--- RECORDS SUPPLIED ---
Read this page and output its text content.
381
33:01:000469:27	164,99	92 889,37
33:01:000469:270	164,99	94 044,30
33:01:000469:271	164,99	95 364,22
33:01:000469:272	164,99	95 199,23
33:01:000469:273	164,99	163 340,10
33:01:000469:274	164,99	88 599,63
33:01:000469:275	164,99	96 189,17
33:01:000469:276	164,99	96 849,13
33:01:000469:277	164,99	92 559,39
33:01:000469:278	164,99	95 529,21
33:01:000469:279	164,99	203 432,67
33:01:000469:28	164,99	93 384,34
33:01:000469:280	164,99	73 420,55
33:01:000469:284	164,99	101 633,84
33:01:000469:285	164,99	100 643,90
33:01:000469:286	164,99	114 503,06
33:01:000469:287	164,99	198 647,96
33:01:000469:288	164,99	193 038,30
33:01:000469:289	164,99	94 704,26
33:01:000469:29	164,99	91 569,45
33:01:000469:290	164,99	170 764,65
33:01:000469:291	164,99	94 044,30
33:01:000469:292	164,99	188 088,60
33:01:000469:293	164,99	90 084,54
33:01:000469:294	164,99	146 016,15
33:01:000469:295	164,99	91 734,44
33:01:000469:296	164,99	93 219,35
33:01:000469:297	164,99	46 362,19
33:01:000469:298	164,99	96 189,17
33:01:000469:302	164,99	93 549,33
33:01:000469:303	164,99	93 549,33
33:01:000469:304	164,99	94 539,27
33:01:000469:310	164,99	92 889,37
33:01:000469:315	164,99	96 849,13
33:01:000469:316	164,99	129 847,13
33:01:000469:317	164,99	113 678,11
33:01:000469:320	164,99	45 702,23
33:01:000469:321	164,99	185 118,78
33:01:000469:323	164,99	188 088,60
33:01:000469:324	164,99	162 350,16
---
● **EXERCISE REQUIREMENTS**
Using the data above, print every record exactly as shown.

● **EXPECTED ANSWER**
Read this page and output its text content.
381
33:01:000469:27	164,99	92 889,37
33:01:000469:270	164,99	94 044,30
33:01:000469:271	164,99	95 364,22
33:01:000469:272	164,99	95 199,23
33:01:000469:273	164,99	163 340,10
33:01:000469:274	164,99	88 599,63
33:01:000469:275	164,99	96 189,17
33:01:000469:276	164,99	96 849,13
33:01:000469:277	164,99	92 559,39
33:01:000469:278	164,99	95 529,21
33:01:000469:279	164,99	203 432,67
33:01:000469:28	164,99	93 384,34
33:01:000469:280	164,99	73 420,55
33:01:000469:284	164,99	101 633,84
33:01:000469:285	164,99	100 643,90
33:01:000469:286	164,99	114 503,06
33:01:000469:287	164,99	198 647,96
33:01:000469:288	164,99	193 038,30
33:01:000469:289	164,99	94 704,26
33:01:000469:29	164,99	91 569,45
33:01:000469:290	164,99	170 764,65
33:01:000469:291	164,99	94 044,30
33:01:000469:292	164,99	188 088,60
33:01:000469:293	164,99	90 084,54
33:01:000469:294	164,99	146 016,15
33:01:000469:295	164,99	91 734,44
33:01:000469:296	164,99	93 219,35
33:01:000469:297	164,99	46 362,19
33:01:000469:298	164,99	96 189,17
33:01:000469:302	164,99	93 549,33
33:01:000469:303	164,99	93 549,33
33:01:000469:304	164,99	94 539,27
33:01:000469:310	164,99	92 889,37
33:01:000469:315	164,99	96 849,13
33:01:000469:316	164,99	129 847,13
33:01:000469:317	164,99	113 678,11
33:01:000469:320	164,99	45 702,23
33:01:000469:321	164,99	185 118,78
33:01:000469:323	164,99	188 088,60
33:01:000469:324	164,99	162 350,16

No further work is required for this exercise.